### WHAT IS ASKED
Gather all lines in the entries below that include the word "vuodessa".

>>>

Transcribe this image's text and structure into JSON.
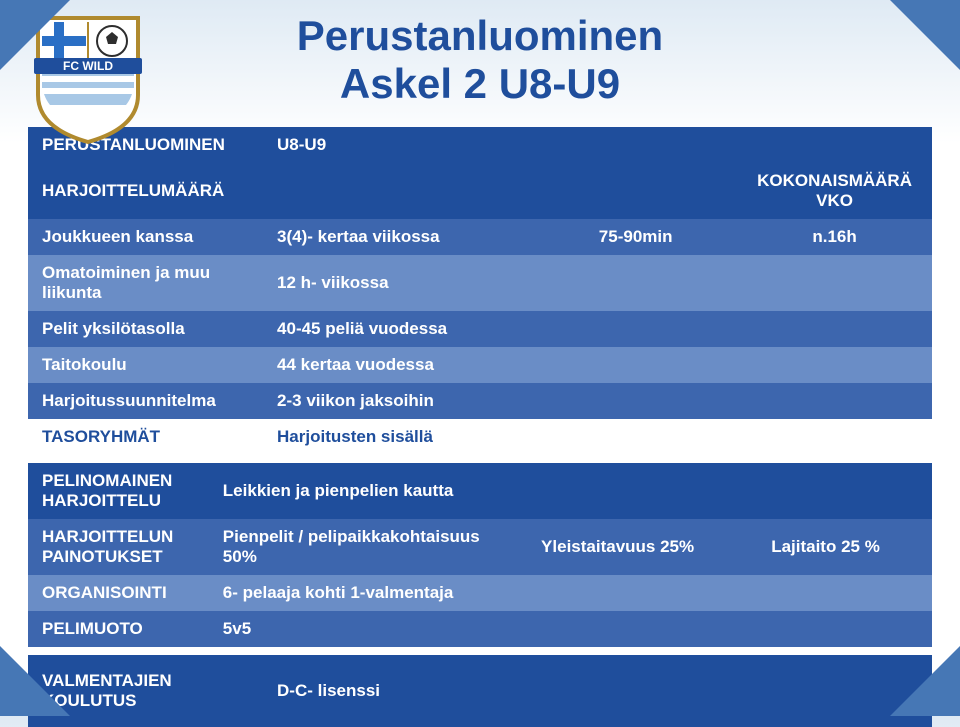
{
  "colors": {
    "title_color": "#1f4e9c",
    "header_bg": "#1f4e9c",
    "row_a_bg": "#3d66ae",
    "row_b_bg": "#6a8dc6",
    "tasory_text": "#1f4e9c",
    "corner_fill": "#4677b5",
    "text_color": "#ffffff"
  },
  "title": {
    "line1": "Perustanluominen",
    "line2": "Askel 2 U8-U9"
  },
  "table1": {
    "header": {
      "c1": "PERUSTANLUOMINEN",
      "c2": "U8-U9"
    },
    "subheader": {
      "c1": "HARJOITTELUMÄÄRÄ",
      "c4a": "KOKONAISMÄÄRÄ",
      "c4b": "VKO"
    },
    "rows": [
      {
        "c1": "Joukkueen kanssa",
        "c2": "3(4)- kertaa viikossa",
        "c3": "75-90min",
        "c4": "n.16h",
        "cls": "row-a"
      },
      {
        "c1": "Omatoiminen ja muu liikunta",
        "c2": "12 h- viikossa",
        "c3": "",
        "c4": "",
        "cls": "row-b"
      },
      {
        "c1": "Pelit yksilötasolla",
        "c2": "40-45 peliä vuodessa",
        "c3": "",
        "c4": "",
        "cls": "row-a"
      },
      {
        "c1": "Taitokoulu",
        "c2": "44 kertaa vuodessa",
        "c3": "",
        "c4": "",
        "cls": "row-b"
      },
      {
        "c1": "Harjoitussuunnitelma",
        "c2": "2-3 viikon jaksoihin",
        "c3": "",
        "c4": "",
        "cls": "row-a"
      }
    ],
    "tasory": {
      "c1": "TASORYHMÄT",
      "c2": "Harjoitusten sisällä"
    }
  },
  "table2": {
    "rows": [
      {
        "c1": "PELINOMAINEN HARJOITTELU",
        "c2": "Leikkien ja pienpelien kautta",
        "c3": "",
        "c4": "",
        "cls": "hdr"
      },
      {
        "c1": "HARJOITTELUN PAINOTUKSET",
        "c2": "Pienpelit / pelipaikkakohtaisuus 50%",
        "c3": "Yleistaitavuus 25%",
        "c4": "Lajitaito 25 %",
        "cls": "row-a"
      },
      {
        "c1": "ORGANISOINTI",
        "c2": "6- pelaaja kohti 1-valmentaja",
        "c3": "",
        "c4": "",
        "cls": "row-b"
      },
      {
        "c1": "PELIMUOTO",
        "c2": "5v5",
        "c3": "",
        "c4": "",
        "cls": "row-a"
      }
    ]
  },
  "table3": {
    "row": {
      "c1": "VALMENTAJIEN KOULUTUS",
      "c2": "D-C- lisenssi"
    }
  },
  "logo": {
    "text": "FC WILD",
    "shield_stroke": "#b08a2e",
    "shield_fill": "#ffffff",
    "banner_fill": "#1f4e9c",
    "cross_blue": "#2a6fc5",
    "ball_fill": "#2e2e2e",
    "stripe_color": "#a8c8e6"
  }
}
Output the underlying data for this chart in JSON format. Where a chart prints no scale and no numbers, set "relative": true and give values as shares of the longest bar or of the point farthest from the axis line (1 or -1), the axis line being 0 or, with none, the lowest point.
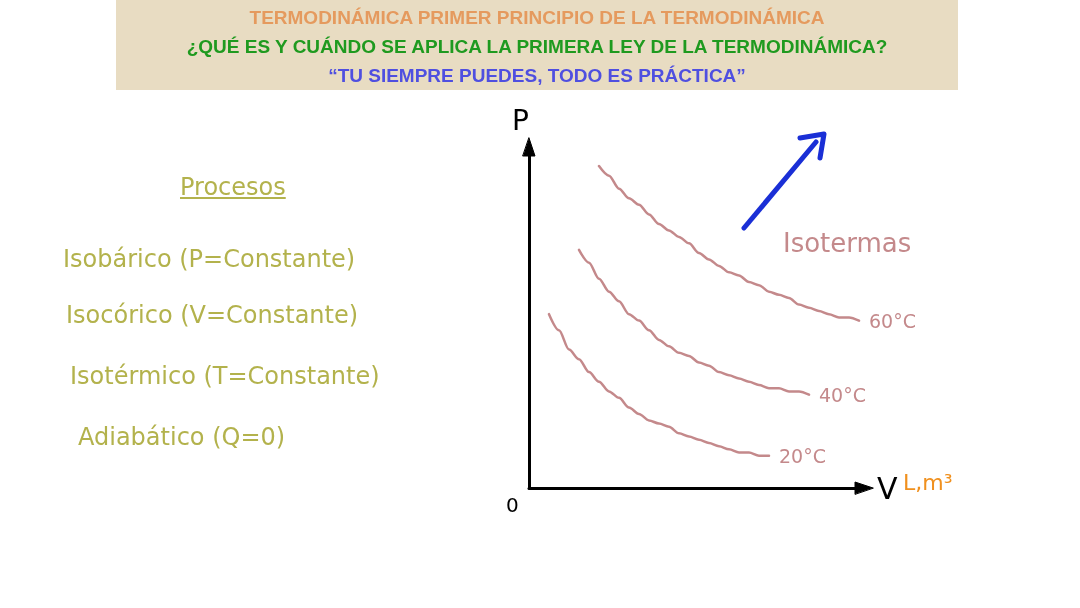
{
  "chart_data": {
    "type": "line",
    "title": "TERMODINÁMICA PRIMER PRINCIPIO DE LA TERMODINÁMICA",
    "subtitle": "¿QUÉ ES Y CUÁNDO SE APLICA LA PRIMERA LEY DE LA TERMODINÁMICA?\n“TU SIEMPRE PUEDES, TODO ES PRÁCTICA”",
    "xlabel": "V",
    "ylabel": "P",
    "annotations": [
      "Procesos",
      "Isobárico (P=Constante)",
      "Isocórico (V=Constante)",
      "Isotérmico (T=Constante)",
      "Adiabático (Q=0)",
      "Isotermas",
      "L,m³",
      "0"
    ],
    "categories": [
      null,
      null,
      null,
      null,
      null,
      null,
      null,
      null,
      null,
      null,
      null,
      null,
      null,
      null,
      null,
      null,
      null,
      null,
      null,
      null,
      null,
      null,
      null,
      null,
      null,
      null,
      null,
      null,
      null,
      null,
      null,
      null,
      null,
      null
    ],
    "relative": true,
    "marker": "none",
    "line_style": "solid",
    "series": [
      {
        "name": "60°C",
        "color": "#c4898b",
        "values": [
          null,
          null,
          null,
          null,
          null,
          null,
          null,
          1.0,
          0.97,
          0.93,
          0.9,
          0.88,
          0.85,
          0.82,
          0.8,
          0.78,
          0.76,
          0.73,
          0.71,
          0.69,
          0.67,
          0.66,
          0.64,
          0.63,
          0.61,
          0.6,
          0.59,
          0.57,
          0.56,
          0.55,
          0.54,
          0.53,
          0.53,
          0.52
        ]
      },
      {
        "name": "40°C",
        "color": "#c4898b",
        "values": [
          null,
          null,
          null,
          null,
          null,
          0.74,
          0.7,
          0.65,
          0.61,
          0.58,
          0.54,
          0.52,
          0.49,
          0.46,
          0.44,
          0.42,
          0.41,
          0.39,
          0.38,
          0.36,
          0.35,
          0.34,
          0.33,
          0.32,
          0.31,
          0.31,
          0.3,
          0.3,
          0.29,
          null,
          null,
          null,
          null,
          null
        ]
      },
      {
        "name": "20°C",
        "color": "#c4898b",
        "values": [
          null,
          null,
          0.54,
          0.49,
          0.43,
          0.4,
          0.36,
          0.33,
          0.3,
          0.28,
          0.25,
          0.23,
          0.21,
          0.2,
          0.19,
          0.17,
          0.16,
          0.15,
          0.14,
          0.13,
          0.12,
          0.11,
          0.11,
          0.1,
          0.1,
          null,
          null,
          null,
          null,
          null,
          null,
          null,
          null,
          null
        ]
      }
    ]
  }
}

<<<

### REPLY
        "c2": "40-45 peliä vuodessa",
        "c2": "44 kertaa vuodessa",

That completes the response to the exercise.